Would you return all of this data exactly, leaving nothing out?

··· Records to process ···

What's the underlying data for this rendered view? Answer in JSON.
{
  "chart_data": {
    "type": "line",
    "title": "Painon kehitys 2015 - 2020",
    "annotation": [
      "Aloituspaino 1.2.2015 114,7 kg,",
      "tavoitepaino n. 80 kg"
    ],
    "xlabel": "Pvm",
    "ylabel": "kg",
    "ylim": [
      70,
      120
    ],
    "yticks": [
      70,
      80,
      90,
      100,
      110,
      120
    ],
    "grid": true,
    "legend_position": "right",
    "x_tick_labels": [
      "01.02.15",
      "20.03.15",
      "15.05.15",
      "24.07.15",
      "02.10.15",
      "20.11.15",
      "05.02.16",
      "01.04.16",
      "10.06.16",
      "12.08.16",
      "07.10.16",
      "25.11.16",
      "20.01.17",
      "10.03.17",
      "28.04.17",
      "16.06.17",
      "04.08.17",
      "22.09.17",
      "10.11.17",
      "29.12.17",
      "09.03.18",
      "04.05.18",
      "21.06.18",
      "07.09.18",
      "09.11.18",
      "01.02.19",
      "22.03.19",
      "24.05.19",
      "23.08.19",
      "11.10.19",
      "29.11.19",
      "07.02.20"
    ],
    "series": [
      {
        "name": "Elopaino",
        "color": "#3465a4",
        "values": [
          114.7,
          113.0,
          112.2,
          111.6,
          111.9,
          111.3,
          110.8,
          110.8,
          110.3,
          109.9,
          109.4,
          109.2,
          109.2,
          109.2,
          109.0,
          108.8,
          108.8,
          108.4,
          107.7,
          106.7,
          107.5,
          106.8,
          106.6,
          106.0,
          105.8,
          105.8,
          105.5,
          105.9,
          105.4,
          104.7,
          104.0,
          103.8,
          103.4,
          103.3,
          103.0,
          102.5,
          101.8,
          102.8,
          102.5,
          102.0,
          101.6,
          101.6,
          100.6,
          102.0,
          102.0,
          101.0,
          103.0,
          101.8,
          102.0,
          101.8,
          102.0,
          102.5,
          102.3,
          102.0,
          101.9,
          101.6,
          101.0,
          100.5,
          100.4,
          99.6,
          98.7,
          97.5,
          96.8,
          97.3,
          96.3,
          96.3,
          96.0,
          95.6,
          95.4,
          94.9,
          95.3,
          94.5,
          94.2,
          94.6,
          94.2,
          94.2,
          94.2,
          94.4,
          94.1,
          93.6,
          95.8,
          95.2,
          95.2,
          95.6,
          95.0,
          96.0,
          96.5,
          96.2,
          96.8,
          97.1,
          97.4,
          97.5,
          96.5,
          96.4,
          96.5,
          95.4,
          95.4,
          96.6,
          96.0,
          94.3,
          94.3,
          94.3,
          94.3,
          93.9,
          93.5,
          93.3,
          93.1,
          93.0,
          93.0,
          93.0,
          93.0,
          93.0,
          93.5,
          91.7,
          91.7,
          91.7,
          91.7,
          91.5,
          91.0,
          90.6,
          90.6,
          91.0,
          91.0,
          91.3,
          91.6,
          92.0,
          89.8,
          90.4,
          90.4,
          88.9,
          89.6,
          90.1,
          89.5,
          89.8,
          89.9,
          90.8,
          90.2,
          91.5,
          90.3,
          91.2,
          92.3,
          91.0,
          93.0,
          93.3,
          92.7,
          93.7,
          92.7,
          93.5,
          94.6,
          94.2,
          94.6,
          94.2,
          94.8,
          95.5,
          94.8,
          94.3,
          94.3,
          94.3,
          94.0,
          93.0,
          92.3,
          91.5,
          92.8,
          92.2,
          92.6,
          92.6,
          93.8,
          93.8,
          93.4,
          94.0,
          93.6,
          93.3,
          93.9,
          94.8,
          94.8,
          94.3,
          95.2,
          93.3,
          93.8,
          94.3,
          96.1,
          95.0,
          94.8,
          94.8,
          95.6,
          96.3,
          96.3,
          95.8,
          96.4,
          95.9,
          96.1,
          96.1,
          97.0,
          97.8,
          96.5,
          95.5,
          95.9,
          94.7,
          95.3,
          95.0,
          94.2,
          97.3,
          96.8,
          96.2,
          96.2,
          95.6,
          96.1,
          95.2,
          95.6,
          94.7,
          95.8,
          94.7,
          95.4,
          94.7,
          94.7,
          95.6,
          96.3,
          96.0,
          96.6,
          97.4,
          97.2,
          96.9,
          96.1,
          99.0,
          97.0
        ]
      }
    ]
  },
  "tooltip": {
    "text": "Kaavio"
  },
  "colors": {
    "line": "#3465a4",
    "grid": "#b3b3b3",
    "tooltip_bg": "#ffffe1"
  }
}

···

* **Exercise output**:
What's the underlying data for this rendered view? Answer in JSON.
{
  "chart_data": {
    "type": "line",
    "title": "Painon kehitys 2015 - 2020",
    "annotation": [
      "Aloituspaino 1.2.2015 114,7 kg,",
      "tavoitepaino n. 80 kg"
    ],
    "xlabel": "Pvm",
    "ylabel": "kg",
    "ylim": [
      70,
      120
    ],
    "yticks": [
      70,
      80,
      90,
      100,
      110,
      120
    ],
    "grid": true,
    "legend_position": "right",
    "x_tick_labels": [
      "01.02.15",
      "20.03.15",
      "15.05.15",
      "24.07.15",
      "02.10.15",
      "20.11.15",
      "05.02.16",
      "01.04.16",
      "10.06.16",
      "12.08.16",
      "07.10.16",
      "25.11.16",
      "20.01.17",
      "10.03.17",
      "28.04.17",
      "16.06.17",
      "04.08.17",
      "22.09.17",
      "10.11.17",
      "29.12.17",
      "09.03.18",
      "04.05.18",
      "21.06.18",
      "07.09.18",
      "09.11.18",
      "01.02.19",
      "22.03.19",
      "24.05.19",
      "23.08.19",
      "11.10.19",
      "29.11.19",
      "07.02.20"
    ],
    "series": [
      {
        "name": "Elopaino",
        "color": "#3465a4",
        "values": [
          114.7,
          113.0,
          112.2,
          111.6,
          111.9,
          111.3,
          110.8,
          110.8,
          110.3,
          109.9,
          109.4,
          109.2,
          109.2,
          109.2,
          109.0,
          108.8,
          108.8,
          108.4,
          107.7,
          106.7,
          107.5,
          106.8,
          106.6,
          106.0,
          105.8,
          105.8,
          105.5,
          105.9,
          105.4,
          104.7,
          104.0,
          103.8,
          103.4,
          103.3,
          103.0,
          102.5,
          101.8,
          102.8,
          102.5,
          102.0,
          101.6,
          101.6,
          100.6,
          102.0,
          102.0,
          101.0,
          103.0,
          101.8,
          102.0,
          101.8,
          102.0,
          102.5,
          102.3,
          102.0,
          101.9,
          101.6,
          101.0,
          100.5,
          100.4,
          99.6,
          98.7,
          97.5,
          96.8,
          97.3,
          96.3,
          96.3,
          96.0,
          95.6,
          95.4,
          94.9,
          95.3,
          94.5,
          94.2,
          94.6,
          94.2,
          94.2,
          94.2,
          94.4,
          94.1,
          93.6,
          95.8,
          95.2,
          95.2,
          95.6,
          95.0,
          96.0,
          96.5,
          96.2,
          96.8,
          97.1,
          97.4,
          97.5,
          96.5,
          96.4,
          96.5,
          95.4,
          95.4,
          96.6,
          96.0,
          94.3,
          94.3,
          94.3,
          94.3,
          93.9,
          93.5,
          93.3,
          93.1,
          93.0,
          93.0,
          93.0,
          93.0,
          93.0,
          93.5,
          91.7,
          91.7,
          91.7,
          91.7,
          91.5,
          91.0,
          90.6,
          90.6,
          91.0,
          91.0,
          91.3,
          91.6,
          92.0,
          89.8,
          90.4,
          90.4,
          88.9,
          89.6,
          90.1,
          89.5,
          89.8,
          89.9,
          90.8,
          90.2,
          91.5,
          90.3,
          91.2,
          92.3,
          91.0,
          93.0,
          93.3,
          92.7,
          93.7,
          92.7,
          93.5,
          94.6,
          94.2,
          94.6,
          94.2,
          94.8,
          95.5,
          94.8,
          94.3,
          94.3,
          94.3,
          94.0,
          93.0,
          92.3,
          91.5,
          92.8,
          92.2,
          92.6,
          92.6,
          93.8,
          93.8,
          93.4,
          94.0,
          93.6,
          93.3,
          93.9,
          94.8,
          94.8,
          94.3,
          95.2,
          93.3,
          93.8,
          94.3,
          96.1,
          95.0,
          94.8,
          94.8,
          95.6,
          96.3,
          96.3,
          95.8,
          96.4,
          95.9,
          96.1,
          96.1,
          97.0,
          97.8,
          96.5,
          95.5,
          95.9,
          94.7,
          95.3,
          95.0,
          94.2,
          97.3,
          96.8,
          96.2,
          96.2,
          95.6,
          96.1,
          95.2,
          95.6,
          94.7,
          95.8,
          94.7,
          95.4,
          94.7,
          94.7,
          95.6,
          96.3,
          96.0,
          96.6,
          97.4,
          97.2,
          96.9,
          96.1,
          99.0,
          97.0
        ]
      }
    ]
  },
  "tooltip": {
    "text": "Kaavio"
  },
  "colors": {
    "line": "#3465a4",
    "grid": "#b3b3b3",
    "tooltip_bg": "#ffffe1"
  }
}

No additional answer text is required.